§ WHAT YOU HAVE TO DO:
Extract the stretch of data from the line containing "protocol-text: Vaccine effectiveness bbox=[601, 402, 735, 420]" through the line containing "bullet-icon: ● bbox=[572, 335, 580, 351]", and repeat those lines exactly.

Page element annotations:
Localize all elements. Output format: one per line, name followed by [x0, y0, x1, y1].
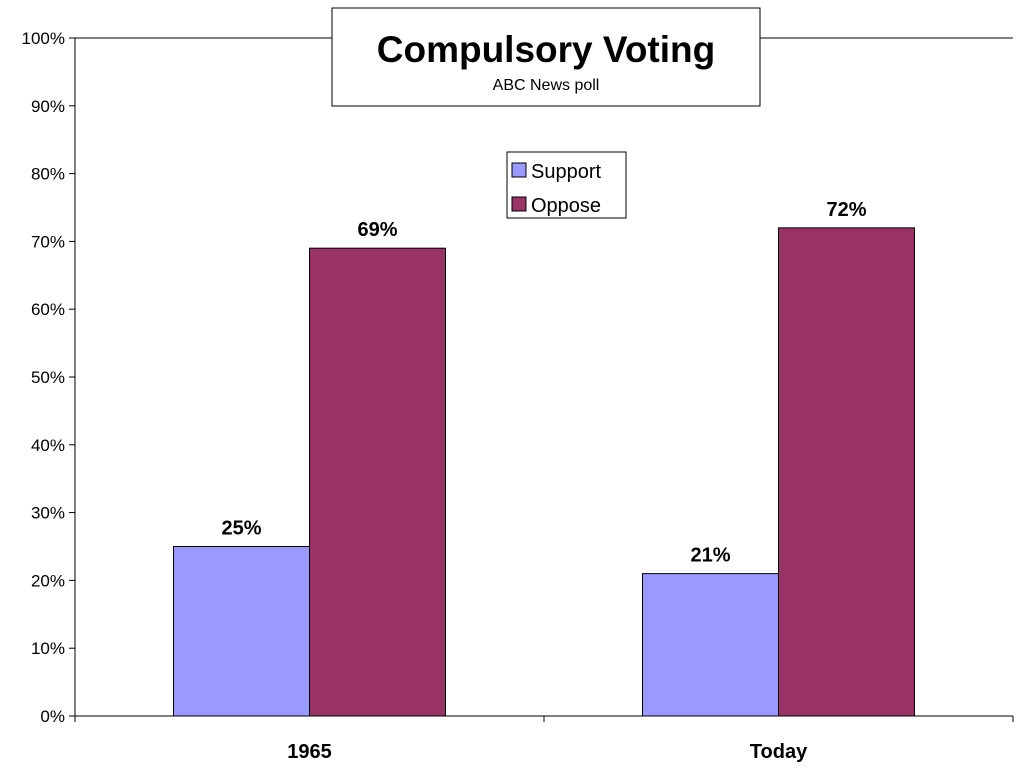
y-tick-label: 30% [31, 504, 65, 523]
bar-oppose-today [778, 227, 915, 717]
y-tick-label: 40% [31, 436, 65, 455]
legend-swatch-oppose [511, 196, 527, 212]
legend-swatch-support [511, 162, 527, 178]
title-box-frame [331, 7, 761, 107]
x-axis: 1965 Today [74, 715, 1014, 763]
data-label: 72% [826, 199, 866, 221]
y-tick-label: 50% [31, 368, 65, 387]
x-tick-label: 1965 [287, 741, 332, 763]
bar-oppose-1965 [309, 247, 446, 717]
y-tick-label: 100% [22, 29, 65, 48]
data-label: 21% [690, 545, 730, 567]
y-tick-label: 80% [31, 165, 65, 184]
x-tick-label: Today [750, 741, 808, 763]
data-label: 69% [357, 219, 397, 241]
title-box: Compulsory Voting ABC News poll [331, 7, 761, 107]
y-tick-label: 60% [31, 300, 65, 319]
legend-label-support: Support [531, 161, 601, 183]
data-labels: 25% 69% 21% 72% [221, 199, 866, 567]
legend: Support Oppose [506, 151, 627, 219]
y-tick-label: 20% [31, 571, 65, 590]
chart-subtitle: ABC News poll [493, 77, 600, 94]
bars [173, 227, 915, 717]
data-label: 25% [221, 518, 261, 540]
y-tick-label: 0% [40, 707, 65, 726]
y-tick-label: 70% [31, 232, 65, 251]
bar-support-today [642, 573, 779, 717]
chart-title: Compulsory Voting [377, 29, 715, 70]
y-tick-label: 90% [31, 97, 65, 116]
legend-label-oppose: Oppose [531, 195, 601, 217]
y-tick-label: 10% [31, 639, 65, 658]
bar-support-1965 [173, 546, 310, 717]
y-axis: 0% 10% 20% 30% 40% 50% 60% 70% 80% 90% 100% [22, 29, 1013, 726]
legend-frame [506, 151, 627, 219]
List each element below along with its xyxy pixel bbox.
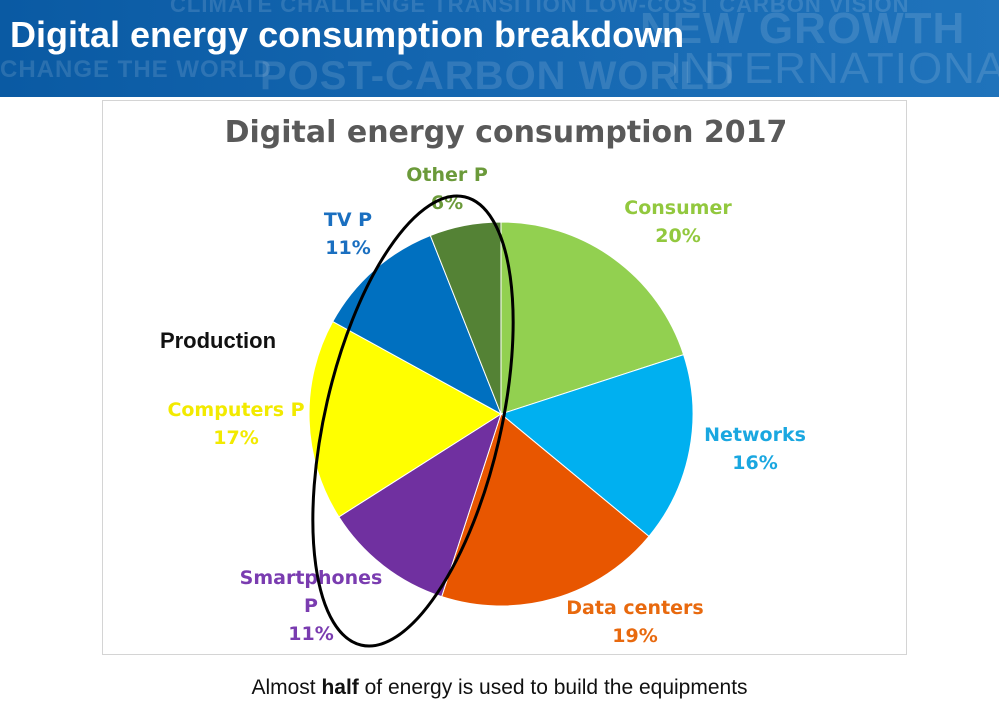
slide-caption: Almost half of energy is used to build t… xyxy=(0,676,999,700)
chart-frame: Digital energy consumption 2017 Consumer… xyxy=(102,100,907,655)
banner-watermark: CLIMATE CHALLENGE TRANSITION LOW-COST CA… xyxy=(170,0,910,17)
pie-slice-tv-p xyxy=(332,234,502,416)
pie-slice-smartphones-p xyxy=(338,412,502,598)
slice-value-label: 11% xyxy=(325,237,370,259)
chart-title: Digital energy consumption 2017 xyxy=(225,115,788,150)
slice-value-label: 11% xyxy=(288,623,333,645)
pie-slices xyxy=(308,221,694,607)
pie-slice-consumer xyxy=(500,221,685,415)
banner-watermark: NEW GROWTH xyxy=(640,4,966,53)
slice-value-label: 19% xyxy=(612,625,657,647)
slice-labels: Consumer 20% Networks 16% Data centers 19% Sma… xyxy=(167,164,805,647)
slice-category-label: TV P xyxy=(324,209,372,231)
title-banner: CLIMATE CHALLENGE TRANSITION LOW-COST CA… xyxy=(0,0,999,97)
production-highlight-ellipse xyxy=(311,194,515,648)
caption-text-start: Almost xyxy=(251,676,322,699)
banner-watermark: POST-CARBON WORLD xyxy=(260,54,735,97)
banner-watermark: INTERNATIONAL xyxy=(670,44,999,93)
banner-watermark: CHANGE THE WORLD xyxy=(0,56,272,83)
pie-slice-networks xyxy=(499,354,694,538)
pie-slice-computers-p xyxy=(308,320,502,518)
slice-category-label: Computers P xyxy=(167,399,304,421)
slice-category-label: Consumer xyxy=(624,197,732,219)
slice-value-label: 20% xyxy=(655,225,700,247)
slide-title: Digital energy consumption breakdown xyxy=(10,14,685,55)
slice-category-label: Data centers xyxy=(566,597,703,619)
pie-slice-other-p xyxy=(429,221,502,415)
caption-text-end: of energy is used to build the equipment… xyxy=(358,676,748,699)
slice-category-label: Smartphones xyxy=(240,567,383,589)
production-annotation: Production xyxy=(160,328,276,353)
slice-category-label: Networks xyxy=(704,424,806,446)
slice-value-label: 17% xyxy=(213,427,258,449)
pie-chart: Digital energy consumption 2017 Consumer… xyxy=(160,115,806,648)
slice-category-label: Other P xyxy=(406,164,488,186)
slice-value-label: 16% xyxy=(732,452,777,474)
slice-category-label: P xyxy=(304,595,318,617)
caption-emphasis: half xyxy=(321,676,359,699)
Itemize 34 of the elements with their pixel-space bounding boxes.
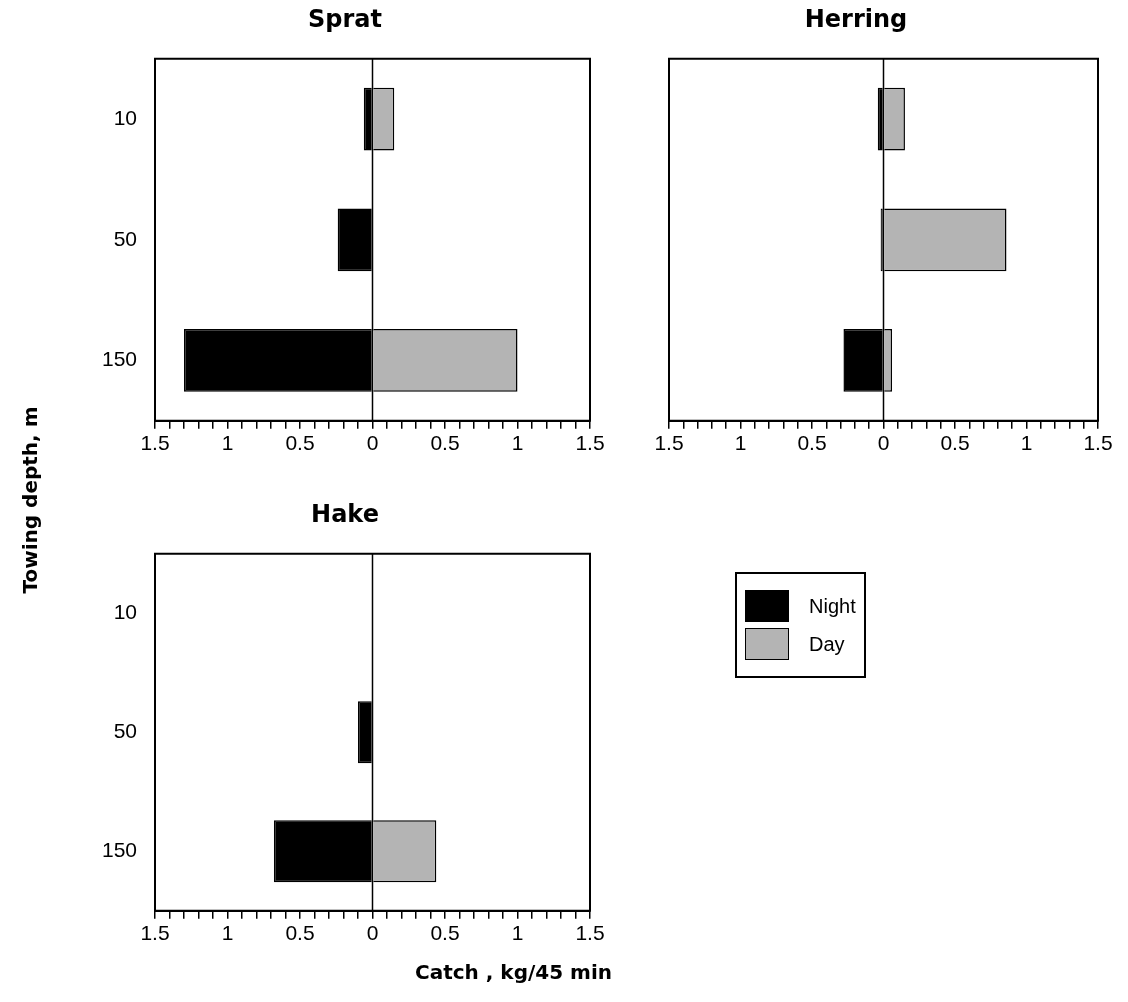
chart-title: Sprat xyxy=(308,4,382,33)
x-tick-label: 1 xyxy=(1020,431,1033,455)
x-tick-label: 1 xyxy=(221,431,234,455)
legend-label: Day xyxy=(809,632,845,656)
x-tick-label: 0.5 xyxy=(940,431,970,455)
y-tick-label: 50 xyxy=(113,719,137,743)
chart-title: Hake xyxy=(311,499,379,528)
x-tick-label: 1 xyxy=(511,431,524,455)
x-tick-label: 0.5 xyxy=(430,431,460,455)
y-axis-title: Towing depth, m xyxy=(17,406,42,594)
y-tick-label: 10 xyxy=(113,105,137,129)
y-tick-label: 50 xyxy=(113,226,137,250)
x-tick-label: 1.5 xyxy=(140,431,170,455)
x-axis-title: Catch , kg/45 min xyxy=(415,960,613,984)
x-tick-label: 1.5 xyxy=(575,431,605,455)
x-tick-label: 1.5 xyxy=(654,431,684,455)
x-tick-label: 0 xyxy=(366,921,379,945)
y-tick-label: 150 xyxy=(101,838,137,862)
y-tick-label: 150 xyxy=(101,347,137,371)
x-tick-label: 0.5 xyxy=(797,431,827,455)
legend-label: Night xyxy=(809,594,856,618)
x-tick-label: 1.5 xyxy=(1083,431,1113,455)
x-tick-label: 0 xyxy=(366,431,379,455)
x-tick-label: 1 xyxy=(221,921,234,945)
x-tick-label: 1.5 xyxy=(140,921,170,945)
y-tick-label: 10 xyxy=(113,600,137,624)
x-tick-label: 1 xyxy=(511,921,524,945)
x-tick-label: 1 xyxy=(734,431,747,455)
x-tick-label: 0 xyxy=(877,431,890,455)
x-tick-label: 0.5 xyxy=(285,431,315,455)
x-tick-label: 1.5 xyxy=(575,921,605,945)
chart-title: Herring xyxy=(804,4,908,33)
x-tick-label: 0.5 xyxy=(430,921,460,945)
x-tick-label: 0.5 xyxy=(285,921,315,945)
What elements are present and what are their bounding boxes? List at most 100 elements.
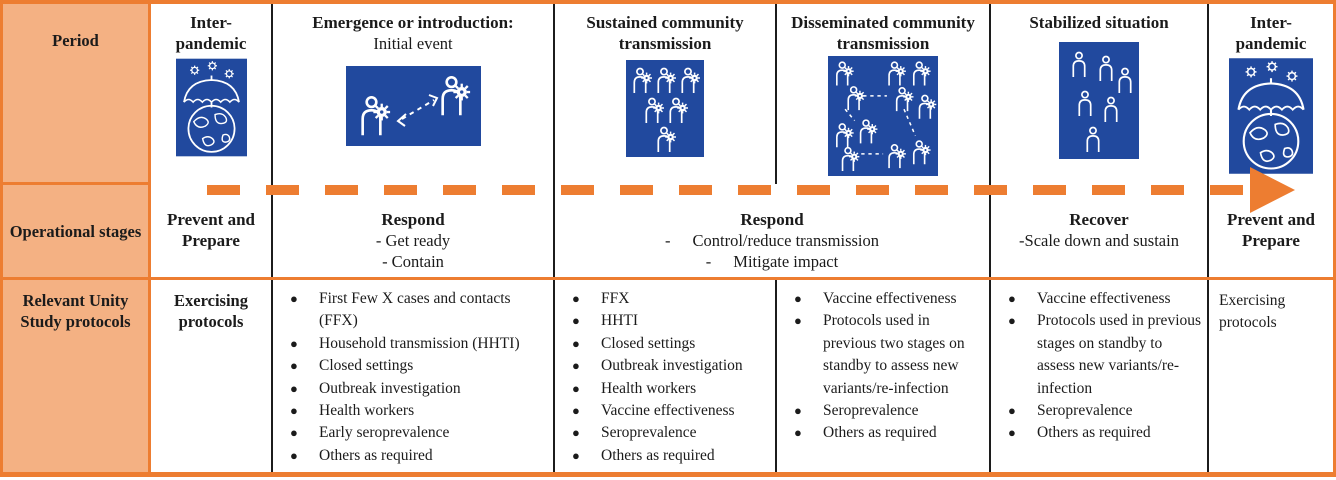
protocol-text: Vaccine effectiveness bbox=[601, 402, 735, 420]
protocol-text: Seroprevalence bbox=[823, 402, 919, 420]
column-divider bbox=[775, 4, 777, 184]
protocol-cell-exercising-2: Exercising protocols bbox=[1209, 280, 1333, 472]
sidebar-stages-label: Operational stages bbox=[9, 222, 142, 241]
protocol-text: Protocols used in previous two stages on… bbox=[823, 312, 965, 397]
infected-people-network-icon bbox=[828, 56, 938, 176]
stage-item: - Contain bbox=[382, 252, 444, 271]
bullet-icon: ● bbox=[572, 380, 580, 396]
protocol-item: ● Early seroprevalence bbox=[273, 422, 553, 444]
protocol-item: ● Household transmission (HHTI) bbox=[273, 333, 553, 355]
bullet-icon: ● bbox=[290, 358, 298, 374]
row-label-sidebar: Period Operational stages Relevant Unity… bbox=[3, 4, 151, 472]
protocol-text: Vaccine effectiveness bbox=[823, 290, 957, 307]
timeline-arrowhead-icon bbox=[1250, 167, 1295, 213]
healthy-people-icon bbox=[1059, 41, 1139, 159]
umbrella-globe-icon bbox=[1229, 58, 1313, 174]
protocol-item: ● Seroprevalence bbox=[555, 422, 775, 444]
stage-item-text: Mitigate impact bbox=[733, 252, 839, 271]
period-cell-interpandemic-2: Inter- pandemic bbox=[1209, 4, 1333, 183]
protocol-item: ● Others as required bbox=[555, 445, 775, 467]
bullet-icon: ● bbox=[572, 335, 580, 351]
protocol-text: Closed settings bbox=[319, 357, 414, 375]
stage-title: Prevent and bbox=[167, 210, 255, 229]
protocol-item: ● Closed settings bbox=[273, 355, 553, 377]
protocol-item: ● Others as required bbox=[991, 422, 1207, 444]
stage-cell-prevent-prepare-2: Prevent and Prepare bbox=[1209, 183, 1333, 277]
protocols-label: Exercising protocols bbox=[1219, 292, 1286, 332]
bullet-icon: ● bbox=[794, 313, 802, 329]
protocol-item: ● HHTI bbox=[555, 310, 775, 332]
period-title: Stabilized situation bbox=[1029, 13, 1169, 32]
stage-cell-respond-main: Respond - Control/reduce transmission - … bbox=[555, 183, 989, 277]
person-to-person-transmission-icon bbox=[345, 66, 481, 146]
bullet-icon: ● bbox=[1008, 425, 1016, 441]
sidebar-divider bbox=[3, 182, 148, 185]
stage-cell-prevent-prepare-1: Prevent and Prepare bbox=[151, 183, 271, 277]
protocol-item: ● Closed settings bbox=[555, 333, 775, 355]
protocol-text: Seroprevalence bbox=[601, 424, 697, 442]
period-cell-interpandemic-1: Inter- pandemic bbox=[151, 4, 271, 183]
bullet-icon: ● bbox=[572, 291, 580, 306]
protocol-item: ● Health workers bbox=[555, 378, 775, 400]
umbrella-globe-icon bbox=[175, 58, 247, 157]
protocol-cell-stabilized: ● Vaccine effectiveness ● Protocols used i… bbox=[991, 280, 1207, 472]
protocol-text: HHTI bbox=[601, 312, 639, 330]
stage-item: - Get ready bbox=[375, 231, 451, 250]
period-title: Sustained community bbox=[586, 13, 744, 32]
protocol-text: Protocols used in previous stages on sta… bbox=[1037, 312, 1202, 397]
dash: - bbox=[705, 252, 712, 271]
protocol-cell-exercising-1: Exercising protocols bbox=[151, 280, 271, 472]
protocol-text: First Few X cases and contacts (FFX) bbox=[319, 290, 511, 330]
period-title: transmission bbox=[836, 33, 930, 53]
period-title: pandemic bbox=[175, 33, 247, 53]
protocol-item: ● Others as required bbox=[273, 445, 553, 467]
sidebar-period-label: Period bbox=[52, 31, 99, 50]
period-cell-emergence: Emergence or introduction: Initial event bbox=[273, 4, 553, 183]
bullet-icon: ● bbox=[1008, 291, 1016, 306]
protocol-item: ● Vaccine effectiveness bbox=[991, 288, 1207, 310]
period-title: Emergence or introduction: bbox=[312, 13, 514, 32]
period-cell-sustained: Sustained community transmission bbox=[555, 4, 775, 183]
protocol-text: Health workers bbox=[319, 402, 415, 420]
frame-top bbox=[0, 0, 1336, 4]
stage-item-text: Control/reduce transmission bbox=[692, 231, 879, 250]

§ WRITTEN SOLUTION:
protocol-text: Vaccine effectiveness bbox=[601, 402, 735, 420]
protocol-text: Seroprevalence bbox=[823, 402, 919, 420]
column-divider bbox=[775, 4, 777, 184]
protocol-cell-exercising-2: Exercising protocols bbox=[1209, 280, 1333, 472]
sidebar-stages-label: Operational stages bbox=[9, 222, 142, 241]
protocol-text: Protocols used in previous two stages on… bbox=[823, 312, 965, 397]
infected-people-network-icon bbox=[828, 56, 938, 176]
stage-item: - Contain bbox=[382, 252, 444, 271]
bullet-icon: ● bbox=[572, 380, 580, 396]
protocol-item: ● Early seroprevalence bbox=[273, 422, 553, 444]
protocol-item: ● Household transmission (HHTI) bbox=[273, 333, 553, 355]
bullet-icon: ● bbox=[290, 358, 298, 374]
row-label-sidebar: Period Operational stages Relevant Unity… bbox=[3, 4, 151, 472]
protocol-text: Vaccine effectiveness bbox=[823, 290, 957, 307]
timeline-arrowhead-icon bbox=[1250, 167, 1295, 213]
healthy-people-icon bbox=[1059, 41, 1139, 159]
umbrella-globe-icon bbox=[1229, 58, 1313, 174]
protocol-item: ● Seroprevalence bbox=[555, 422, 775, 444]
stage-item-text: Mitigate impact bbox=[733, 252, 839, 271]
period-cell-interpandemic-2: Inter- pandemic bbox=[1209, 4, 1333, 183]
protocol-item: ● Others as required bbox=[555, 445, 775, 467]
bullet-icon: ● bbox=[572, 335, 580, 351]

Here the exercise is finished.